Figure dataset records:
⟨
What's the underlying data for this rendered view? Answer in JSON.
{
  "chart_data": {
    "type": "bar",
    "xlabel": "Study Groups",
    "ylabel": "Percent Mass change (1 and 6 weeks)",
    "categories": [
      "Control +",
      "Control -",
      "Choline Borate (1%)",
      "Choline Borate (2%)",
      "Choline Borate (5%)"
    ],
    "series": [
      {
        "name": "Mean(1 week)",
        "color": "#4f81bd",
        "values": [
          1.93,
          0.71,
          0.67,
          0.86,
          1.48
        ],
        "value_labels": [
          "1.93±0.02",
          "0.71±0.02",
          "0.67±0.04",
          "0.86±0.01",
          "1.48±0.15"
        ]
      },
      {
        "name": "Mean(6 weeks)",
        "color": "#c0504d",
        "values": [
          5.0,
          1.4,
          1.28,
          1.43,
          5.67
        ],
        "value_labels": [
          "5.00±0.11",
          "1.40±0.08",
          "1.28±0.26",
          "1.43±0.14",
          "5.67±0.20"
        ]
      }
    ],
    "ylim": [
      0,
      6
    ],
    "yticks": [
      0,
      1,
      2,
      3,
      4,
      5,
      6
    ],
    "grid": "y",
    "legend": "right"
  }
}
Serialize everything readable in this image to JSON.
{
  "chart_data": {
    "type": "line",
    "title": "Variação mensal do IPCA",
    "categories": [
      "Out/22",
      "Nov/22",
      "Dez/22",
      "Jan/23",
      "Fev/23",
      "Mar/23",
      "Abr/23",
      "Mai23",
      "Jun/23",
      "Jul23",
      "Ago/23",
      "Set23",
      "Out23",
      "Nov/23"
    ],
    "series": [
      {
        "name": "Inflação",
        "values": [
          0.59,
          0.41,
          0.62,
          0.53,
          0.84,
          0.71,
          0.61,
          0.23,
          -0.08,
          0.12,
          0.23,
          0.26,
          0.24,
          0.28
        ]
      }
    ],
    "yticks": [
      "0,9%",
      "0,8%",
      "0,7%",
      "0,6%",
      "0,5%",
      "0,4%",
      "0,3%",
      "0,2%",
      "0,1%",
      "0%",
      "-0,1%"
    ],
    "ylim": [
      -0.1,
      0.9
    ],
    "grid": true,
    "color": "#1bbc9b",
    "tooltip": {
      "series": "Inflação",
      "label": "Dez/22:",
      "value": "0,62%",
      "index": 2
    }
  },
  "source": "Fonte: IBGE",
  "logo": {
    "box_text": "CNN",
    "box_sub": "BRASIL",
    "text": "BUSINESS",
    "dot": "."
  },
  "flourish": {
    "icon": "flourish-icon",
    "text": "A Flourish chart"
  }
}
⟩
- TASK:
Search the data for "weeks" and list every line in which it occurs.

- ANSWER TO THE TASK:
    "ylabel": "Percent Mass change (1 and 6 weeks)",
        "name": "Mean(6 weeks)",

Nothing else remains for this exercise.